Figure collection entries:
━━━━━━━━━━━━━━━━━━━━
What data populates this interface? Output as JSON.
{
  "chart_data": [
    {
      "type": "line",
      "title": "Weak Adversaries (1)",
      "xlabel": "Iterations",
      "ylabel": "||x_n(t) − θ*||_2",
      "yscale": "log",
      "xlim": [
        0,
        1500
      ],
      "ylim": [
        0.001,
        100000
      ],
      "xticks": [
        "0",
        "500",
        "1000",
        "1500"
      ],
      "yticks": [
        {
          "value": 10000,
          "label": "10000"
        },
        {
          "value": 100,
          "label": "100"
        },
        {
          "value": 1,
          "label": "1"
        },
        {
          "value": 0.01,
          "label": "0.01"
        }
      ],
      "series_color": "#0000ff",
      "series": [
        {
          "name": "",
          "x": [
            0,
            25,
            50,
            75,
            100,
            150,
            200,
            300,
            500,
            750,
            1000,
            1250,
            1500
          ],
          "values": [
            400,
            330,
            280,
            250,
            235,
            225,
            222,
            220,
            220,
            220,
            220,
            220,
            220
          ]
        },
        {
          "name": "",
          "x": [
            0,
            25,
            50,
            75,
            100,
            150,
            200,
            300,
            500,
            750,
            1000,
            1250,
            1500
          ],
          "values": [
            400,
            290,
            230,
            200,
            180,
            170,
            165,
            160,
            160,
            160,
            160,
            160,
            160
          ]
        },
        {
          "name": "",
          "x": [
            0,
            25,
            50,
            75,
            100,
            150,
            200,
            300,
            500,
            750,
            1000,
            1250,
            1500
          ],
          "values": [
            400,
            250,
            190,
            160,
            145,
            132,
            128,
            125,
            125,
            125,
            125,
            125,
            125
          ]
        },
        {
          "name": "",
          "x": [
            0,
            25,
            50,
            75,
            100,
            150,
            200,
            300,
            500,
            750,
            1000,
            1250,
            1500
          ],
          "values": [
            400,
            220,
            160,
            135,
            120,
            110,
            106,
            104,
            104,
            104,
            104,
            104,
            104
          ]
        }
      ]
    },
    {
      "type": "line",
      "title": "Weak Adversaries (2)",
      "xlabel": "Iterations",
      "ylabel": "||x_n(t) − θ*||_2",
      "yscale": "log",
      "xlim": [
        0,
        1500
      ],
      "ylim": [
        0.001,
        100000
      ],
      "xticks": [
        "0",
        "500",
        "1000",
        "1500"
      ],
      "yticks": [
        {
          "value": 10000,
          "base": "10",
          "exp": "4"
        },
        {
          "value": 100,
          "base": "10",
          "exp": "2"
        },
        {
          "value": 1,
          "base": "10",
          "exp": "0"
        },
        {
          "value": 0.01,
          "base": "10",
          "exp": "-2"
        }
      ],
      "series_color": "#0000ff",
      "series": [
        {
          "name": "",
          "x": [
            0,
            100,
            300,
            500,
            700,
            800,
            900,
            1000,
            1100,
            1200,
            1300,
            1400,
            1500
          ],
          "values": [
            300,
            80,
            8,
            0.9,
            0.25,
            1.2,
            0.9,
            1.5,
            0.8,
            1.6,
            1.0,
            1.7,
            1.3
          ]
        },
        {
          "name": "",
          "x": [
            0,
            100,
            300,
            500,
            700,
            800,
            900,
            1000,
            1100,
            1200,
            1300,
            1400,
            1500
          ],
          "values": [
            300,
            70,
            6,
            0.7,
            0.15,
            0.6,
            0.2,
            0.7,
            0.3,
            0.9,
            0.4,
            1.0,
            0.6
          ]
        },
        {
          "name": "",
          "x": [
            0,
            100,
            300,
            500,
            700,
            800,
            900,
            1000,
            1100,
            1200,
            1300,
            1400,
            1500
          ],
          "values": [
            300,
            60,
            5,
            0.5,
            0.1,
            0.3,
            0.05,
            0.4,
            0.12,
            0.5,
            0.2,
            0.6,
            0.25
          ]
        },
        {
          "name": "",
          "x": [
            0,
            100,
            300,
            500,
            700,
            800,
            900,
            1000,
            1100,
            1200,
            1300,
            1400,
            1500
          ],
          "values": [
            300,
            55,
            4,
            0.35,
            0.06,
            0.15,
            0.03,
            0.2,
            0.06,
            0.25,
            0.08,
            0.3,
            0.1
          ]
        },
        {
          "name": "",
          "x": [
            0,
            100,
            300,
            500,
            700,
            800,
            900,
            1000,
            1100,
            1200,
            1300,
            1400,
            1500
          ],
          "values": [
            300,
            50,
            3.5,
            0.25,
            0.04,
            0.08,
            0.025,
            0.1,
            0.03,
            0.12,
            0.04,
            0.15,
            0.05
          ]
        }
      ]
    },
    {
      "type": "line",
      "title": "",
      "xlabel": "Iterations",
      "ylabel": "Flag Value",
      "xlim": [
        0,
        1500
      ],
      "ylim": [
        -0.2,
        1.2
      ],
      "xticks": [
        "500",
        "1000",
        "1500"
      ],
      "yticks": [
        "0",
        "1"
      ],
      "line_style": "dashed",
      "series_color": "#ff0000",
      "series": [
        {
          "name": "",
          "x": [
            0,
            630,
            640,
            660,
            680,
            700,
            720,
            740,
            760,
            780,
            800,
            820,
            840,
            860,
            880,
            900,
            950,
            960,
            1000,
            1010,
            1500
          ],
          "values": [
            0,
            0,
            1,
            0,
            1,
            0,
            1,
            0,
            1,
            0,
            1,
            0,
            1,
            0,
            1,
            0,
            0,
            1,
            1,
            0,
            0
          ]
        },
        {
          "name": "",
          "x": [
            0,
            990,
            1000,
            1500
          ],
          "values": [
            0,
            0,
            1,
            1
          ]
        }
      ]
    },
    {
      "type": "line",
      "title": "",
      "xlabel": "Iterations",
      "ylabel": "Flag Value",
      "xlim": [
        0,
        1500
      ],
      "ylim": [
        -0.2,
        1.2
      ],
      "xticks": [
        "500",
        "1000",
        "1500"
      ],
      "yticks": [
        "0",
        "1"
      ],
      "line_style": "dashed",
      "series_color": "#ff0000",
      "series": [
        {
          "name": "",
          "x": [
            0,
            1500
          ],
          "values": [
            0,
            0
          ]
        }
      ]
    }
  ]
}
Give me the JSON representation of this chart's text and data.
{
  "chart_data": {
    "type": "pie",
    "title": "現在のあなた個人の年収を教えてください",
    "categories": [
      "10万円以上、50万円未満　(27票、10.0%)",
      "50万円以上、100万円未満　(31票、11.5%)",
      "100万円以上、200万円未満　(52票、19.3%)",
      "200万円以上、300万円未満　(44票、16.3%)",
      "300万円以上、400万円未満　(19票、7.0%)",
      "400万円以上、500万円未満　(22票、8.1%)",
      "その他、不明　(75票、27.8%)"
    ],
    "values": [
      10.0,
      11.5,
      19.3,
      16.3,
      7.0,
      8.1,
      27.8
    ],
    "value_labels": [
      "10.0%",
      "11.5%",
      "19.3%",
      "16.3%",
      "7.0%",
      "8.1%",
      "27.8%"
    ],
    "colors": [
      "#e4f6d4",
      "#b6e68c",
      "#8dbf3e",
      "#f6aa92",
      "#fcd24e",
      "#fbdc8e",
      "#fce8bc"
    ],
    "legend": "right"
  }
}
━━━━━━━━━━━━━━━━━━━━
WHAT YOU HAVE TO DO: Produce an exact copy of every entry above.

RESULT OF THIS TASK:
What data populates this interface? Output as JSON.
{
  "chart_data": [
    {
      "type": "line",
      "title": "Weak Adversaries (1)",
      "xlabel": "Iterations",
      "ylabel": "||x_n(t) − θ*||_2",
      "yscale": "log",
      "xlim": [
        0,
        1500
      ],
      "ylim": [
        0.001,
        100000
      ],
      "xticks": [
        "0",
        "500",
        "1000",
        "1500"
      ],
      "yticks": [
        {
          "value": 10000,
          "label": "10000"
        },
        {
          "value": 100,
          "label": "100"
        },
        {
          "value": 1,
          "label": "1"
        },
        {
          "value": 0.01,
          "label": "0.01"
        }
      ],
      "series_color": "#0000ff",
      "series": [
        {
          "name": "",
          "x": [
            0,
            25,
            50,
            75,
            100,
            150,
            200,
            300,
            500,
            750,
            1000,
            1250,
            1500
          ],
          "values": [
            400,
            330,
            280,
            250,
            235,
            225,
            222,
            220,
            220,
            220,
            220,
            220,
            220
          ]
        },
        {
          "name": "",
          "x": [
            0,
            25,
            50,
            75,
            100,
            150,
            200,
            300,
            500,
            750,
            1000,
            1250,
            1500
          ],
          "values": [
            400,
            290,
            230,
            200,
            180,
            170,
            165,
            160,
            160,
            160,
            160,
            160,
            160
          ]
        },
        {
          "name": "",
          "x": [
            0,
            25,
            50,
            75,
            100,
            150,
            200,
            300,
            500,
            750,
            1000,
            1250,
            1500
          ],
          "values": [
            400,
            250,
            190,
            160,
            145,
            132,
            128,
            125,
            125,
            125,
            125,
            125,
            125
          ]
        },
        {
          "name": "",
          "x": [
            0,
            25,
            50,
            75,
            100,
            150,
            200,
            300,
            500,
            750,
            1000,
            1250,
            1500
          ],
          "values": [
            400,
            220,
            160,
            135,
            120,
            110,
            106,
            104,
            104,
            104,
            104,
            104,
            104
          ]
        }
      ]
    },
    {
      "type": "line",
      "title": "Weak Adversaries (2)",
      "xlabel": "Iterations",
      "ylabel": "||x_n(t) − θ*||_2",
      "yscale": "log",
      "xlim": [
        0,
        1500
      ],
      "ylim": [
        0.001,
        100000
      ],
      "xticks": [
        "0",
        "500",
        "1000",
        "1500"
      ],
      "yticks": [
        {
          "value": 10000,
          "base": "10",
          "exp": "4"
        },
        {
          "value": 100,
          "base": "10",
          "exp": "2"
        },
        {
          "value": 1,
          "base": "10",
          "exp": "0"
        },
        {
          "value": 0.01,
          "base": "10",
          "exp": "-2"
        }
      ],
      "series_color": "#0000ff",
      "series": [
        {
          "name": "",
          "x": [
            0,
            100,
            300,
            500,
            700,
            800,
            900,
            1000,
            1100,
            1200,
            1300,
            1400,
            1500
          ],
          "values": [
            300,
            80,
            8,
            0.9,
            0.25,
            1.2,
            0.9,
            1.5,
            0.8,
            1.6,
            1.0,
            1.7,
            1.3
          ]
        },
        {
          "name": "",
          "x": [
            0,
            100,
            300,
            500,
            700,
            800,
            900,
            1000,
            1100,
            1200,
            1300,
            1400,
            1500
          ],
          "values": [
            300,
            70,
            6,
            0.7,
            0.15,
            0.6,
            0.2,
            0.7,
            0.3,
            0.9,
            0.4,
            1.0,
            0.6
          ]
        },
        {
          "name": "",
          "x": [
            0,
            100,
            300,
            500,
            700,
            800,
            900,
            1000,
            1100,
            1200,
            1300,
            1400,
            1500
          ],
          "values": [
            300,
            60,
            5,
            0.5,
            0.1,
            0.3,
            0.05,
            0.4,
            0.12,
            0.5,
            0.2,
            0.6,
            0.25
          ]
        },
        {
          "name": "",
          "x": [
            0,
            100,
            300,
            500,
            700,
            800,
            900,
            1000,
            1100,
            1200,
            1300,
            1400,
            1500
          ],
          "values": [
            300,
            55,
            4,
            0.35,
            0.06,
            0.15,
            0.03,
            0.2,
            0.06,
            0.25,
            0.08,
            0.3,
            0.1
          ]
        },
        {
          "name": "",
          "x": [
            0,
            100,
            300,
            500,
            700,
            800,
            900,
            1000,
            1100,
            1200,
            1300,
            1400,
            1500
          ],
          "values": [
            300,
            50,
            3.5,
            0.25,
            0.04,
            0.08,
            0.025,
            0.1,
            0.03,
            0.12,
            0.04,
            0.15,
            0.05
          ]
        }
      ]
    },
    {
      "type": "line",
      "title": "",
      "xlabel": "Iterations",
      "ylabel": "Flag Value",
      "xlim": [
        0,
        1500
      ],
      "ylim": [
        -0.2,
        1.2
      ],
      "xticks": [
        "500",
        "1000",
        "1500"
      ],
      "yticks": [
        "0",
        "1"
      ],
      "line_style": "dashed",
      "series_color": "#ff0000",
      "series": [
        {
          "name": "",
          "x": [
            0,
            630,
            640,
            660,
            680,
            700,
            720,
            740,
            760,
            780,
            800,
            820,
            840,
            860,
            880,
            900,
            950,
            960,
            1000,
            1010,
            1500
          ],
          "values": [
            0,
            0,
            1,
            0,
            1,
            0,
            1,
            0,
            1,
            0,
            1,
            0,
            1,
            0,
            1,
            0,
            0,
            1,
            1,
            0,
            0
          ]
        },
        {
          "name": "",
          "x": [
            0,
            990,
            1000,
            1500
          ],
          "values": [
            0,
            0,
            1,
            1
          ]
        }
      ]
    },
    {
      "type": "line",
      "title": "",
      "xlabel": "Iterations",
      "ylabel": "Flag Value",
      "xlim": [
        0,
        1500
      ],
      "ylim": [
        -0.2,
        1.2
      ],
      "xticks": [
        "500",
        "1000",
        "1500"
      ],
      "yticks": [
        "0",
        "1"
      ],
      "line_style": "dashed",
      "series_color": "#ff0000",
      "series": [
        {
          "name": "",
          "x": [
            0,
            1500
          ],
          "values": [
            0,
            0
          ]
        }
      ]
    }
  ]
}
Give me the JSON representation of this chart's text and data.
{
  "chart_data": {
    "type": "pie",
    "title": "現在のあなた個人の年収を教えてください",
    "categories": [
      "10万円以上、50万円未満　(27票、10.0%)",
      "50万円以上、100万円未満　(31票、11.5%)",
      "100万円以上、200万円未満　(52票、19.3%)",
      "200万円以上、300万円未満　(44票、16.3%)",
      "300万円以上、400万円未満　(19票、7.0%)",
      "400万円以上、500万円未満　(22票、8.1%)",
      "その他、不明　(75票、27.8%)"
    ],
    "values": [
      10.0,
      11.5,
      19.3,
      16.3,
      7.0,
      8.1,
      27.8
    ],
    "value_labels": [
      "10.0%",
      "11.5%",
      "19.3%",
      "16.3%",
      "7.0%",
      "8.1%",
      "27.8%"
    ],
    "colors": [
      "#e4f6d4",
      "#b6e68c",
      "#8dbf3e",
      "#f6aa92",
      "#fcd24e",
      "#fbdc8e",
      "#fce8bc"
    ],
    "legend": "right"
  }
}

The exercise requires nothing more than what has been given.